Но представим другой вариант. Учитель (учительница) уже с первых попыток использования двигательных заданий-упражнений, когда ни детям, ни ей самой еще не понятно, что, собственно говоря, происходит, — начинает оповещать всех о своей работе по «новой» системе. Конечно, по-житейски ее понять можно: она спешит оповестить всех до того, как ее начинания зачахнут. Но ведь понять можно и ее оппонентов (в том числе и администрацию), которые, еще не разделяя ее надежд, целей, представлений о будущих результатах, видят в происходящем сумбур, непоследовательность, бессвязность. А все это, конечно же, на первых порах обязательно будет присутствовать в той или иной мере. Это только стойкие сторонники такого подхода уже в первых пробах учителя могут угадывать будущие результаты, будущую стройность, последовательность и связность Для всех же других недоумение вполне естественно.
Но когда в ответ на их недоумение учительница-неофит выдвигает обвинения в консерватизме — возникает рядовой позиционный конфликт, который иссякнет, но иссякнет вместе с неофитскими начинаниями. И останется тогда у всех только обычная иллюзия того, что и это направление наконец-то было, как говорят в народе, вызнано.
«У сильного всегда бессильный виноват...». Педагог, начинающий работать в новом стиле, конечно, как правило, проигрывает в «силе» администрации, уверенной в своих позициях. И в это время винить его — значит уподобляться Волку в известной крыловской басне. Но у многих представителей школьной администрации хватает природной чуткости, такта, ума избегать этого уподобления. Когда же этого не случается, то и выдвигаемые учителями ответные обвинения в консерватизме — суть та же волчья позиция. Только уже виновной и бессильной перед неофитом-скандалистом становится администрация. Тому в истории мы примеры нет-нет, да слышим.
В результате страдает и дело, и начинание, и сами ученики, ради благополучия которых якобы и начали свое противостояние враждующие стороны.
Чтобы не искушать Волка своим видом, Ягненку лучше всего не лезть на рожон и держаться от него подальше, а к другим ягнятам — поближе. Волку же, не рассчитывающему на свою выдержку, такт, осведомленность, лучше руководствоваться народным советом: утро вечера мудренее. И даже после обидных деклараций Ягненка не спешить прибегать к силе («Молчи! Устал я слушать. / Досуг мне разбирать вины твои, щенок!»). Старшему всегда легче и естественнее занять мудрую позицию выжидающего созерцателя, которая дает партнеру возможность самому разобраться и в просчетах, и в достоинствах, укрепляя и веру в свою силу, и представление о единстве интересов с коллегами.

**ПРИВЕДЁННЫЕ ДАННЫЕ**
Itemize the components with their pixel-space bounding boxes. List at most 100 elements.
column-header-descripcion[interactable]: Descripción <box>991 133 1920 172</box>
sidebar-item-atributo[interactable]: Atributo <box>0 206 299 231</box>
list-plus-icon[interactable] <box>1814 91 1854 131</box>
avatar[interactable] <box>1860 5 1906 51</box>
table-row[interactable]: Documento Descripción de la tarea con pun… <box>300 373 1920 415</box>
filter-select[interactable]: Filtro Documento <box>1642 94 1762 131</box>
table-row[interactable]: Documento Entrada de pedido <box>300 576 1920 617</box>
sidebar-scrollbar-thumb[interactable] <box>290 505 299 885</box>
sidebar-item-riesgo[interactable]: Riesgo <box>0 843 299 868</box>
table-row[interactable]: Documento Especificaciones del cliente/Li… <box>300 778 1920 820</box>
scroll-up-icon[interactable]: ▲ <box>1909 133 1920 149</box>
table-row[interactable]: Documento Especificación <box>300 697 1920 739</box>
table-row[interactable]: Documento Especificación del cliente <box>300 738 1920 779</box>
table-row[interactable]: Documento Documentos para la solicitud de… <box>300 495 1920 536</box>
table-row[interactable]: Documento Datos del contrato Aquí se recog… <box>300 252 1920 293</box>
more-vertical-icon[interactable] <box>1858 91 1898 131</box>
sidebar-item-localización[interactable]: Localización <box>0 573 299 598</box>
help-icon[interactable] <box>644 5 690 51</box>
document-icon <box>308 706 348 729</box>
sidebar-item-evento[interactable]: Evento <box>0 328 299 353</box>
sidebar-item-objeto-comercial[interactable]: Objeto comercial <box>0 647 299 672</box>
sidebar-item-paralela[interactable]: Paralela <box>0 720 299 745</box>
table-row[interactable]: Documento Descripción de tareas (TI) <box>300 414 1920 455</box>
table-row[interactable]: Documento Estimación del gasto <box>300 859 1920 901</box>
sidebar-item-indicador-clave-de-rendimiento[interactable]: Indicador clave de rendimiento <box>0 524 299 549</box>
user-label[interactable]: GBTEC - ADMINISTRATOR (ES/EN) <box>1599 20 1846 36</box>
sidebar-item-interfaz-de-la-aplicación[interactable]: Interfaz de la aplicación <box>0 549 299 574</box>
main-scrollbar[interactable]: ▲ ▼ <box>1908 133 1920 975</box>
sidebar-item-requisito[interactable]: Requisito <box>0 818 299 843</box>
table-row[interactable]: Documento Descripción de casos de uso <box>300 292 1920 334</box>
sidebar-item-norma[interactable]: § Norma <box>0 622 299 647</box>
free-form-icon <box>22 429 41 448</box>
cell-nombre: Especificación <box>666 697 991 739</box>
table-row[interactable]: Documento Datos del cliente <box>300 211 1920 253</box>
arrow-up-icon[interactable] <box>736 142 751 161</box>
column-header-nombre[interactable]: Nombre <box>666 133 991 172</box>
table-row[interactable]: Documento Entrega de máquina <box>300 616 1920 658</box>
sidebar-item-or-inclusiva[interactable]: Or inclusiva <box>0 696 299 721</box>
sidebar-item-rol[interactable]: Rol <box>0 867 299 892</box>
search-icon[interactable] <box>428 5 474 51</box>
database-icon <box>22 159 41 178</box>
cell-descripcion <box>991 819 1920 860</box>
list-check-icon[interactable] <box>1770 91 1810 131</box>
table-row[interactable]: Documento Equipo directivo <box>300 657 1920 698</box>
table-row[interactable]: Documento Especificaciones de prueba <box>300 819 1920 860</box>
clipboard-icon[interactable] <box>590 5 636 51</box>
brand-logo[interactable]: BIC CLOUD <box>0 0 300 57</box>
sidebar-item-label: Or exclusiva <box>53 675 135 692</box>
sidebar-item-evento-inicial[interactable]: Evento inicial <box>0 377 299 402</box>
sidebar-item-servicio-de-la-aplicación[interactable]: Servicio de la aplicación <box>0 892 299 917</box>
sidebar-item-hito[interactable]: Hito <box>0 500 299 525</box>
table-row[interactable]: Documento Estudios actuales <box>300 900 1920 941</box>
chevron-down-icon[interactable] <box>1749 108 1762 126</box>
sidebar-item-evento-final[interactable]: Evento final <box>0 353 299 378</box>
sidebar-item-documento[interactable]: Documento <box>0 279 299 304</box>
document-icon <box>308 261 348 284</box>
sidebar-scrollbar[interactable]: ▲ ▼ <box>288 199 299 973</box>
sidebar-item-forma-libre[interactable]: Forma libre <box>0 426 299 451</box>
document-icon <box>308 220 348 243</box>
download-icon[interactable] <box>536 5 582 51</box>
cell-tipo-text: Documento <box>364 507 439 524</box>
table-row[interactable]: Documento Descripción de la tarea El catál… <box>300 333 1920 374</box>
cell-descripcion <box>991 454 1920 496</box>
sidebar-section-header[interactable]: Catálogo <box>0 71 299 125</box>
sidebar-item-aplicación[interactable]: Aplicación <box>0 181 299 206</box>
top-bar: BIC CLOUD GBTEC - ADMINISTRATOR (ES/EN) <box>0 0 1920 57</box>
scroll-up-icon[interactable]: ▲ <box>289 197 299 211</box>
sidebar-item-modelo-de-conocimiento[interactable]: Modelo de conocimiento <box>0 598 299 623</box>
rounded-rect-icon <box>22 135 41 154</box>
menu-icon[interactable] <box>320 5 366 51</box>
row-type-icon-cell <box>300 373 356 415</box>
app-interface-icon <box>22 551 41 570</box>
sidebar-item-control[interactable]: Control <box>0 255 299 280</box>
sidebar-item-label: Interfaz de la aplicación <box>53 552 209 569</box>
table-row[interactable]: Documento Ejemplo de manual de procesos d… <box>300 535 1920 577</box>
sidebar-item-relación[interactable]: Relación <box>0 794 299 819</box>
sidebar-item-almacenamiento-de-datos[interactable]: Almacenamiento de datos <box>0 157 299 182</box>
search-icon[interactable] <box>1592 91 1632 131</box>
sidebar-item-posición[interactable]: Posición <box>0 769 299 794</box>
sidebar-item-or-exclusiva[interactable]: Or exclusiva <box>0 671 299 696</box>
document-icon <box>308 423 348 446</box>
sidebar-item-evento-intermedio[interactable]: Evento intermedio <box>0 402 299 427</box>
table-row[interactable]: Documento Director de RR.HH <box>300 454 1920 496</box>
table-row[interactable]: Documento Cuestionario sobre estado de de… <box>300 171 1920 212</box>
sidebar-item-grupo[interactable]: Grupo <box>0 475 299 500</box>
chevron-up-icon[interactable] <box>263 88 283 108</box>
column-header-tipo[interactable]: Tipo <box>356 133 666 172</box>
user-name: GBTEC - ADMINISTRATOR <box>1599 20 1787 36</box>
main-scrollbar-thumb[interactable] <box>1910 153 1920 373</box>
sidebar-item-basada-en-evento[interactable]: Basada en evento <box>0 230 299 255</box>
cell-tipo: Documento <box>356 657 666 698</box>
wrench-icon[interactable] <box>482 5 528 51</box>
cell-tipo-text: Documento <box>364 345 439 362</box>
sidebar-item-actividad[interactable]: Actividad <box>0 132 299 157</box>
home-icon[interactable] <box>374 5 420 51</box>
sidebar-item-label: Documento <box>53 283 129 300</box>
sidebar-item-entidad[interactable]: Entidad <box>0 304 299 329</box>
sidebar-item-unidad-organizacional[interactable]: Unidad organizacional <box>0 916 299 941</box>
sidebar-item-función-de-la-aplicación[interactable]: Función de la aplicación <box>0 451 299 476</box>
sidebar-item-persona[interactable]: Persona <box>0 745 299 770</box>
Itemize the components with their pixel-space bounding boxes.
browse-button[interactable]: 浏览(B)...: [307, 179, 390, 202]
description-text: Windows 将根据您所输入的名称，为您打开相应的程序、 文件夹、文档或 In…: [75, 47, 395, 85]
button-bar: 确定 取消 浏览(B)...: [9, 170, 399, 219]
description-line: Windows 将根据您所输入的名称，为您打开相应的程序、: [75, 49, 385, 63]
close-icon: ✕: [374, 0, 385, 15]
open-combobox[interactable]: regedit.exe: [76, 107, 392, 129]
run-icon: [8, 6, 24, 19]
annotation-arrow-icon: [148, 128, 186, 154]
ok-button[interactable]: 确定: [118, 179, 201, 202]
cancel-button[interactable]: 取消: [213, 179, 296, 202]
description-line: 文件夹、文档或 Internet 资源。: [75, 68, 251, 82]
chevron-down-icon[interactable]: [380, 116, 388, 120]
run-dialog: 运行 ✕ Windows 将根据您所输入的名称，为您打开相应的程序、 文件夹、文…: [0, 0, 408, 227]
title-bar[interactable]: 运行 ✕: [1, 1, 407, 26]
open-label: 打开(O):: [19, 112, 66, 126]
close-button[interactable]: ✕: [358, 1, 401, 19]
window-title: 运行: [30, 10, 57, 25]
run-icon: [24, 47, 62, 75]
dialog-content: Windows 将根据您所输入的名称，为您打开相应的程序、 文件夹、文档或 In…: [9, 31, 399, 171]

**ФОРМУЛИРОВКА ЗАДАНИЯ**
Повторите дословно отрывок из текста о конфликте учителя с администрацией: начните со слов «Чтобы не искушать» и остановитесь после слов «интересов с коллегами.». Данные никак не связаны с текстом.

**РЕЗУЛЬТАТ**
Чтобы не искушать Волка своим видом, Ягненку лучше всего не лезть на рожон и держаться от него подальше, а к другим ягнятам — поближе. Волку же, не рассчитывающему на свою выдержку, такт, осведомленность, лучше руководствоваться народным советом: утро вечера мудренее. И даже после обидных деклараций Ягненка не спешить прибегать к силе («Молчи! Устал я слушать. / Досуг мне разбирать вины твои, щенок!»). Старшему всегда легче и естественнее занять мудрую позицию выжидающего созерцателя, которая дает партнеру возможность самому разобраться и в просчетах, и в достоинствах, укрепляя и веру в свою силу, и представление о единстве интересов с коллегами.